Listing:

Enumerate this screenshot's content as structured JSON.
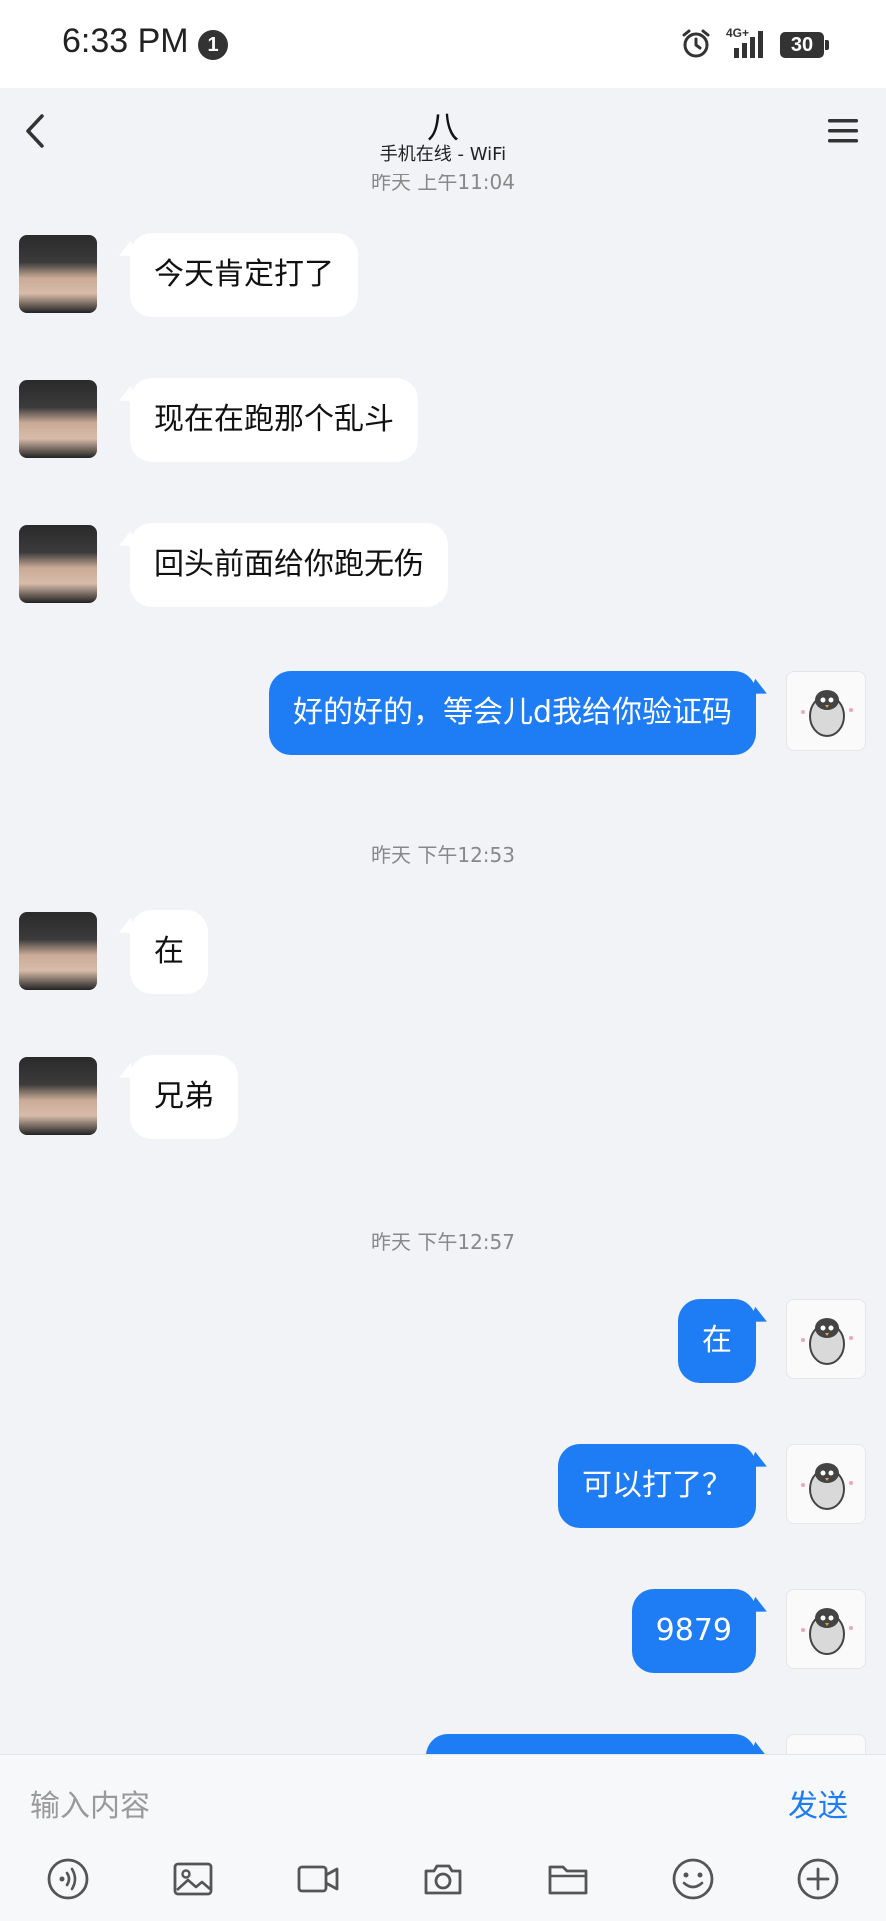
{
  "status_bar": {
    "time": "6:33 PM",
    "notification_count": "1",
    "network": "4G+",
    "battery": "30",
    "icons": [
      "alarm-icon",
      "signal-icon",
      "battery-icon"
    ]
  },
  "header": {
    "title": "八",
    "subtitle": "手机在线 - WiFi",
    "back_icon": "chevron-left-icon",
    "menu_icon": "hamburger-menu-icon"
  },
  "chat": {
    "timestamps": [
      "昨天 上午11:04",
      "昨天 下午12:53",
      "昨天 下午12:57"
    ],
    "messages": [
      {
        "sender": "other",
        "text": "今天肯定打了"
      },
      {
        "sender": "other",
        "text": "现在在跑那个乱斗"
      },
      {
        "sender": "other",
        "text": "回头前面给你跑无伤"
      },
      {
        "sender": "me",
        "text": "好的好的，等会儿d我给你验证码"
      },
      {
        "sender": "other",
        "text": "在"
      },
      {
        "sender": "other",
        "text": "兄弟"
      },
      {
        "sender": "me",
        "text": "在"
      },
      {
        "sender": "me",
        "text": "可以打了？"
      },
      {
        "sender": "me",
        "text": "9879"
      }
    ]
  },
  "input": {
    "placeholder": "输入内容",
    "send_label": "发送"
  },
  "toolbar": {
    "tools": [
      "voice-icon",
      "image-icon",
      "video-icon",
      "camera-icon",
      "folder-icon",
      "emoji-icon",
      "plus-icon"
    ]
  },
  "colors": {
    "accent": "#1e7cf5",
    "background": "#f2f3f7",
    "incoming_bubble": "#ffffff"
  }
}
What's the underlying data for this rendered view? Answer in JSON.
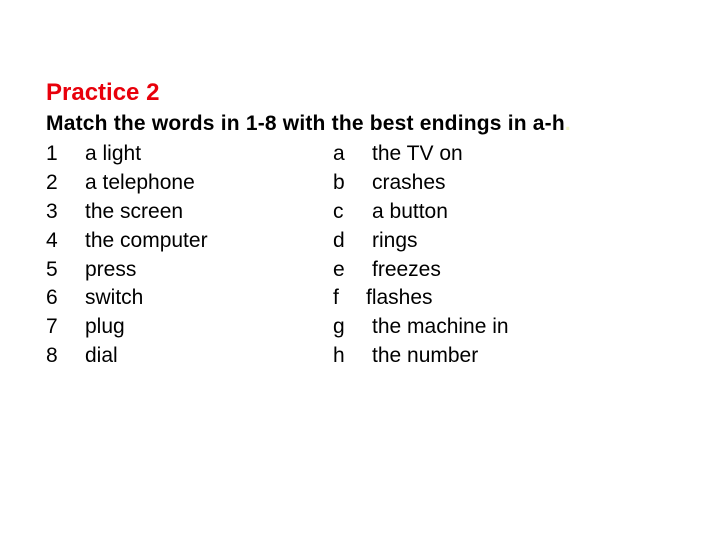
{
  "title": "Practice 2",
  "instruction": "Match the words in 1-8 with the best endings in a-h",
  "instruction_end": ".",
  "colors": {
    "title": "#e8000b",
    "text": "#000000",
    "background": "#ffffff"
  },
  "rows": [
    {
      "number": "1",
      "word": "a light",
      "letter": "a",
      "ending": "the TV on"
    },
    {
      "number": "2",
      "word": "a telephone",
      "letter": "b",
      "ending": "crashes"
    },
    {
      "number": "3",
      "word": "the screen",
      "letter": "c",
      "ending": "a button"
    },
    {
      "number": "4",
      "word": "the computer",
      "letter": "d",
      "ending": "rings"
    },
    {
      "number": "5",
      "word": "press",
      "letter": "e",
      "ending": "freezes"
    },
    {
      "number": "6",
      "word": "switch",
      "letter": "f",
      "ending": "flashes"
    },
    {
      "number": "7",
      "word": "plug",
      "letter": "g",
      "ending": "the machine in"
    },
    {
      "number": "8",
      "word": "dial",
      "letter": "h",
      "ending": "the number"
    }
  ]
}
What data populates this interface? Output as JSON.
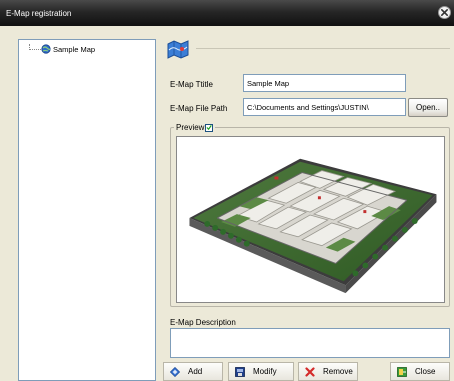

Task statement: Copy the material above in full and exactly, skipping pictures.

The response:
Enumerate this screenshot's content as structured JSON.
{
  "status_bar": {
    "time": "6:33 PM",
    "notification_count": "1",
    "network": "4G+",
    "battery": "30",
    "icons": [
      "alarm-icon",
      "signal-icon",
      "battery-icon"
    ]
  },
  "header": {
    "title": "八",
    "subtitle": "手机在线 - WiFi",
    "back_icon": "chevron-left-icon",
    "menu_icon": "hamburger-menu-icon"
  },
  "chat": {
    "timestamps": [
      "昨天 上午11:04",
      "昨天 下午12:53",
      "昨天 下午12:57"
    ],
    "messages": [
      {
        "sender": "other",
        "text": "今天肯定打了"
      },
      {
        "sender": "other",
        "text": "现在在跑那个乱斗"
      },
      {
        "sender": "other",
        "text": "回头前面给你跑无伤"
      },
      {
        "sender": "me",
        "text": "好的好的，等会儿d我给你验证码"
      },
      {
        "sender": "other",
        "text": "在"
      },
      {
        "sender": "other",
        "text": "兄弟"
      },
      {
        "sender": "me",
        "text": "在"
      },
      {
        "sender": "me",
        "text": "可以打了？"
      },
      {
        "sender": "me",
        "text": "9879"
      }
    ]
  },
  "input": {
    "placeholder": "输入内容",
    "send_label": "发送"
  },
  "toolbar": {
    "tools": [
      "voice-icon",
      "image-icon",
      "video-icon",
      "camera-icon",
      "folder-icon",
      "emoji-icon",
      "plus-icon"
    ]
  },
  "colors": {
    "accent": "#1e7cf5",
    "background": "#f2f3f7",
    "incoming_bubble": "#ffffff"
  }
}
What's the underlying data for this rendered view? Answer in JSON.
{
  "title": "Practice 2",
  "instruction": "Match the words in 1-8 with the best endings in a-h",
  "instruction_end": ".",
  "colors": {
    "title": "#e8000b",
    "text": "#000000",
    "background": "#ffffff"
  },
  "rows": [
    {
      "number": "1",
      "word": "a light",
      "letter": "a",
      "ending": "the TV on"
    },
    {
      "number": "2",
      "word": "a telephone",
      "letter": "b",
      "ending": "crashes"
    },
    {
      "number": "3",
      "word": "the screen",
      "letter": "c",
      "ending": "a button"
    },
    {
      "number": "4",
      "word": "the computer",
      "letter": "d",
      "ending": "rings"
    },
    {
      "number": "5",
      "word": "press",
      "letter": "e",
      "ending": "freezes"
    },
    {
      "number": "6",
      "word": "switch",
      "letter": "f",
      "ending": "flashes"
    },
    {
      "number": "7",
      "word": "plug",
      "letter": "g",
      "ending": "the machine in"
    },
    {
      "number": "8",
      "word": "dial",
      "letter": "h",
      "ending": "the number"
    }
  ]
}
What data populates this interface? Output as JSON.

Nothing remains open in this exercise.